Written problem:
Report every line from the material that contains the word "nasilja".

Records supplied:
'''
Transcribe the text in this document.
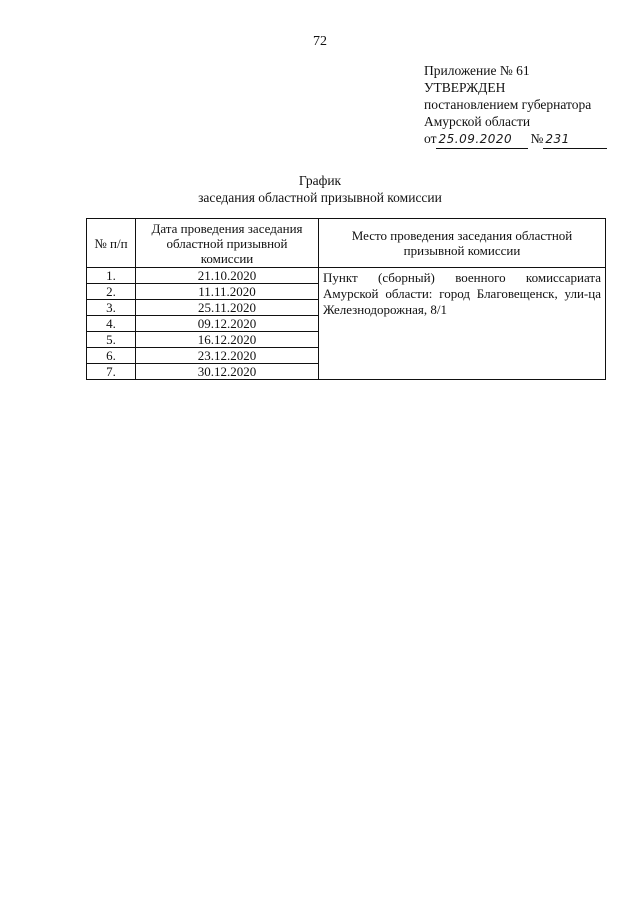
72
Приложение № 61
УТВЕРЖДЕН
постановлением губернатора
Амурской области
от 25.09.2020	№ 231
График
заседания областной призывной комиссии
№ п/п	Дата проведения заседания областной призывной комиссии	Место проведения заседания областной призывной комиссии
1.	21.10.2020	Пункт (сборный) военного комиссариата Амурской области: город Благовещенск, ули-ца Железнодорожная, 8/1
2.	11.11.2020	
3.	25.11.2020	
4.	09.12.2020	
5.	16.12.2020	
6.	23.12.2020	
7.	30.12.2020	
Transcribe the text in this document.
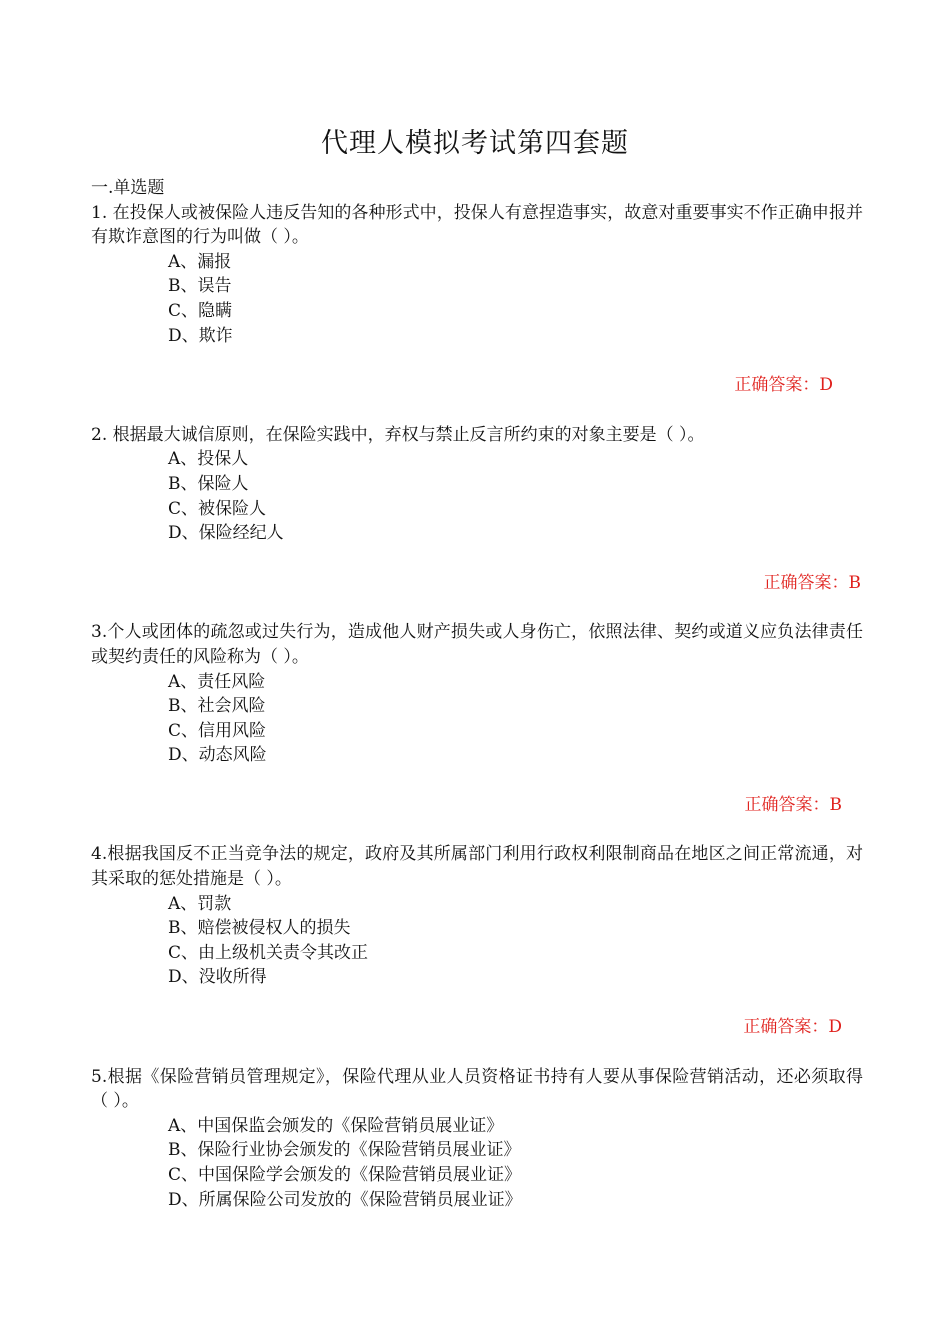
代理人模拟考试第四套题

一.单选题

1. 在投保人或被保险人违反告知的各种形式中，投保人有意捏造事实，故意对重要事实不作正确申报并有欺诈意图的行为叫做（ ）。

A、漏报
B、误告
C、隐瞒
D、欺诈

正确答案：D

2. 根据最大诚信原则，在保险实践中，弃权与禁止反言所约束的对象主要是（ ）。

A、投保人
B、保险人
C、被保险人
D、保险经纪人

正确答案：B

3.个人或团体的疏忽或过失行为，造成他人财产损失或人身伤亡，依照法律、契约或道义应负法律责任或契约责任的风险称为（ ）。

A、责任风险
B、社会风险
C、信用风险
D、动态风险

正确答案：B

4.根据我国反不正当竞争法的规定，政府及其所属部门利用行政权利限制商品在地区之间正常流通，对其采取的惩处措施是（ ）。

A、罚款
B、赔偿被侵权人的损失
C、由上级机关责令其改正
D、没收所得

正确答案：D

5.根据《保险营销员管理规定》，保险代理从业人员资格证书持有人要从事保险营销活动，还必须取得（ ）。

A、中国保监会颁发的《保险营销员展业证》
B、保险行业协会颁发的《保险营销员展业证》
C、中国保险学会颁发的《保险营销员展业证》
D、所属保险公司发放的《保险营销员展业证》
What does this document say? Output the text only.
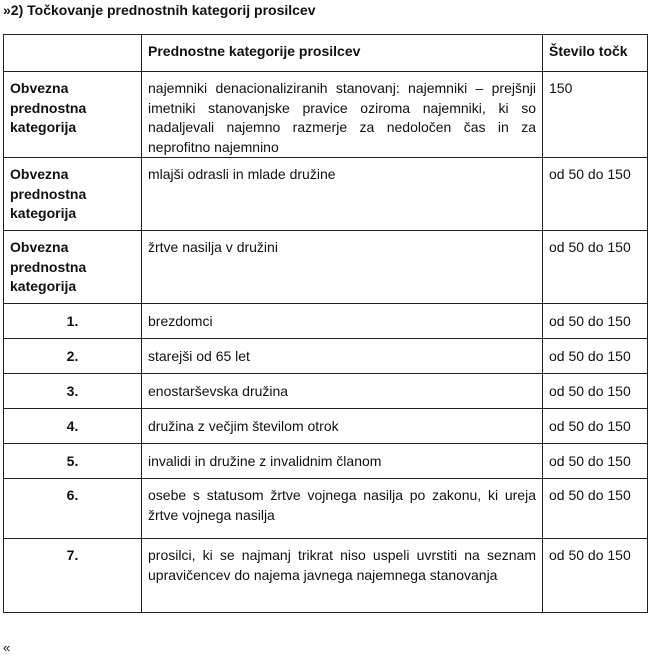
»2) Točkovanje prednostnih kategorij prosilcev
	Prednostne kategorije prosilcev	Število točk
Obvezna prednostna kategorija	najemniki denacionaliziranih stanovanj: najemniki – prejšnji imetniki stanovanjske pravice oziroma najemniki, ki so nadaljevali najemno razmerje za nedoločen čas in za neprofitno najemnino	150
Obvezna prednostna kategorija	mlajši odrasli in mlade družine	od 50 do 150
Obvezna prednostna kategorija	žrtve nasilja v družini	od 50 do 150
1.	brezdomci	od 50 do 150
2.	starejši od 65 let	od 50 do 150
3.	enostarševska družina	od 50 do 150
4.	družina z večjim številom otrok	od 50 do 150
5.	invalidi in družine z invalidnim članom	od 50 do 150
6.	osebe s statusom žrtve vojnega nasilja po zakonu, ki ureja žrtve vojnega nasilja	od 50 do 150
7.	prosilci, ki se najmanj trikrat niso uspeli uvrstiti na seznam upravičencev do najema javnega najemnega stanovanja	od 50 do 150
«
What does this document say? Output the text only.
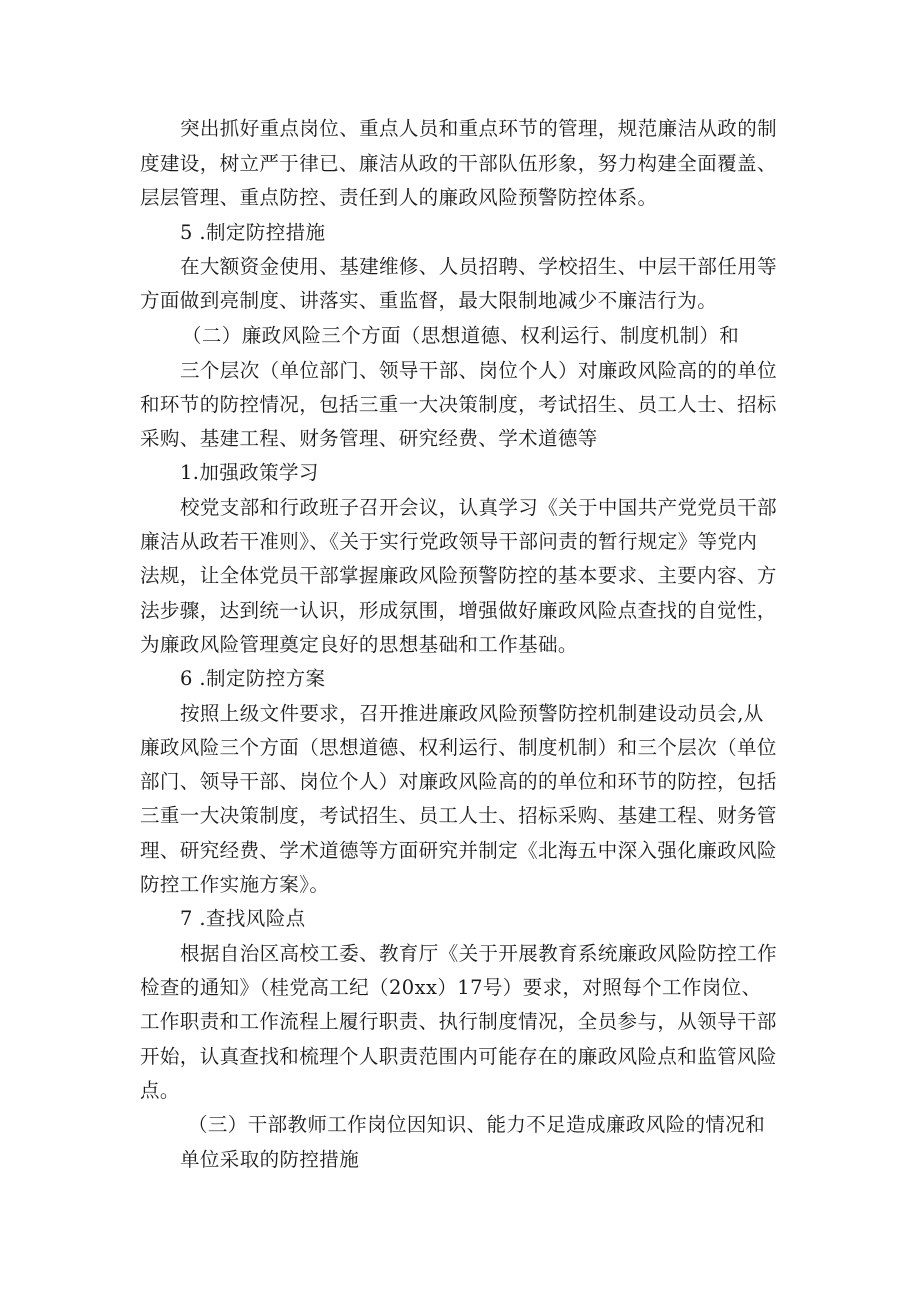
突出抓好重点岗位、重点人员和重点环节的管理，规范廉洁从政的制
度建设，树立严于律已、廉洁从政的干部队伍形象，努力构建全面覆盖、
层层管理、重点防控、责任到人的廉政风险预警防控体系。
5 .制定防控措施
在大额资金使用、基建维修、人员招聘、学校招生、中层干部任用等
方面做到亮制度、讲落实、重监督，最大限制地减少不廉洁行为。
（二）廉政风险三个方面（思想道德、权利运行、制度机制）和
三个层次（单位部门、领导干部、岗位个人）对廉政风险高的的单位
和环节的防控情况，包括三重一大决策制度，考试招生、员工人士、招标
采购、基建工程、财务管理、研究经费、学术道德等
1.加强政策学习
校党支部和行政班子召开会议，认真学习《关于中国共产党党员干部
廉洁从政若干准则》、《关于实行党政领导干部问责的暂行规定》等党内
法规，让全体党员干部掌握廉政风险预警防控的基本要求、主要内容、方
法步骤，达到统一认识，形成氛围，增强做好廉政风险点查找的自觉性，
为廉政风险管理奠定良好的思想基础和工作基础。
6 .制定防控方案
按照上级文件要求，召开推进廉政风险预警防控机制建设动员会,从
廉政风险三个方面（思想道德、权利运行、制度机制）和三个层次（单位
部门、领导干部、岗位个人）对廉政风险高的的单位和环节的防控，包括
三重一大决策制度，考试招生、员工人士、招标采购、基建工程、财务管
理、研究经费、学术道德等方面研究并制定《北海五中深入强化廉政风险
防控工作实施方案》。
7 .查找风险点
根据自治区高校工委、教育厅《关于开展教育系统廉政风险防控工作
检查的通知》（桂党高工纪（20xx）17号）要求，对照每个工作岗位、
工作职责和工作流程上履行职责、执行制度情况，全员参与，从领导干部
开始，认真查找和梳理个人职责范围内可能存在的廉政风险点和监管风险
点。
（三）干部教师工作岗位因知识、能力不足造成廉政风险的情况和
单位采取的防控措施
'''
Task solution:
Obvezna prednostna kategorija	žrtve nasilja v družini	od 50 do 150
6.	osebe s statusom žrtve vojnega nasilja po zakonu, ki ureja žrtve vojnega nasilja	od 50 do 150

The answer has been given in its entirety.